[A run of records]
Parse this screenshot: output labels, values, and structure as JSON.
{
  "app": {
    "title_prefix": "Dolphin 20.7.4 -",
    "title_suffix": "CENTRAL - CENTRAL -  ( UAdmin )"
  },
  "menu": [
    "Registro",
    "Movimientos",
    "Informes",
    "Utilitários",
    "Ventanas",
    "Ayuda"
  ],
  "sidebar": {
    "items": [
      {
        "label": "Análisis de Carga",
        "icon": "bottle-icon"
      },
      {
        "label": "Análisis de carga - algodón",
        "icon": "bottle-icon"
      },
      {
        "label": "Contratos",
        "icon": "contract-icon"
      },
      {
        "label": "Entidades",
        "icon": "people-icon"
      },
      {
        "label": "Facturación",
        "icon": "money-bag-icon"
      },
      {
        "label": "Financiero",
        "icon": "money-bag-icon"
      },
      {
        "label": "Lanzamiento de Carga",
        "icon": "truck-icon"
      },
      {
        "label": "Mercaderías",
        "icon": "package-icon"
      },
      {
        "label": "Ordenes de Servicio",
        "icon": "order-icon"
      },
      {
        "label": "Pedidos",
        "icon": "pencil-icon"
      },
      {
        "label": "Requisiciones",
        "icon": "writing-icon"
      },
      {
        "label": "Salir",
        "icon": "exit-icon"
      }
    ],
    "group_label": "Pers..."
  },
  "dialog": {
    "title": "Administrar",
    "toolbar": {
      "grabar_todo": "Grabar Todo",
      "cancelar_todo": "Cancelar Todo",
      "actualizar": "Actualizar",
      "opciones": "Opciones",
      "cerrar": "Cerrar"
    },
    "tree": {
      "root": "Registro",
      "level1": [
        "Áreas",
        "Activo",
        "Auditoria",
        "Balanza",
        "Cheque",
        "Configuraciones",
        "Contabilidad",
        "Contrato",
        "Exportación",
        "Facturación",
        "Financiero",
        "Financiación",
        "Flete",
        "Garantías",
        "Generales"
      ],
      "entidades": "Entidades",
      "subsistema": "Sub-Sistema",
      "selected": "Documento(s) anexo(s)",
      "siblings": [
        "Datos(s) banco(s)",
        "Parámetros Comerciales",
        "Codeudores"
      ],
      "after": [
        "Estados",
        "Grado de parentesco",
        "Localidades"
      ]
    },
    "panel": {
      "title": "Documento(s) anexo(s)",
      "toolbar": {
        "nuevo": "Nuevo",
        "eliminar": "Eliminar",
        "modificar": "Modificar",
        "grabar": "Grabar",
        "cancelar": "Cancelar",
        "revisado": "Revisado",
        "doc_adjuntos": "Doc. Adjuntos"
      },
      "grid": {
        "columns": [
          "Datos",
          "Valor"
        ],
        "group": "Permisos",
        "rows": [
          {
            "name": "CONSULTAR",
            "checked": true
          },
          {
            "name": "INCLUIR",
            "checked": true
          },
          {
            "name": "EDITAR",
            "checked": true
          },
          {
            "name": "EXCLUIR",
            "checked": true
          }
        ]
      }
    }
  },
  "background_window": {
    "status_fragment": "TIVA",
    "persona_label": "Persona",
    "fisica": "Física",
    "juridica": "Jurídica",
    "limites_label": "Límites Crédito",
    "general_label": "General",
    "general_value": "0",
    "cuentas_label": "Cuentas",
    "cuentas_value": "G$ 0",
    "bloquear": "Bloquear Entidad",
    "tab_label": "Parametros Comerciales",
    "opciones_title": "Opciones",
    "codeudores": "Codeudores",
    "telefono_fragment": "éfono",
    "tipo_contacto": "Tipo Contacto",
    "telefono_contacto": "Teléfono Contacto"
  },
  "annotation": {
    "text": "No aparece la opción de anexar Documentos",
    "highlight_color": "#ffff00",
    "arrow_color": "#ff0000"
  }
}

SHORT TASK: Go through the material above and count the lines that contain "Contacto"; give that number alone.

CORRECT ANSWER: 2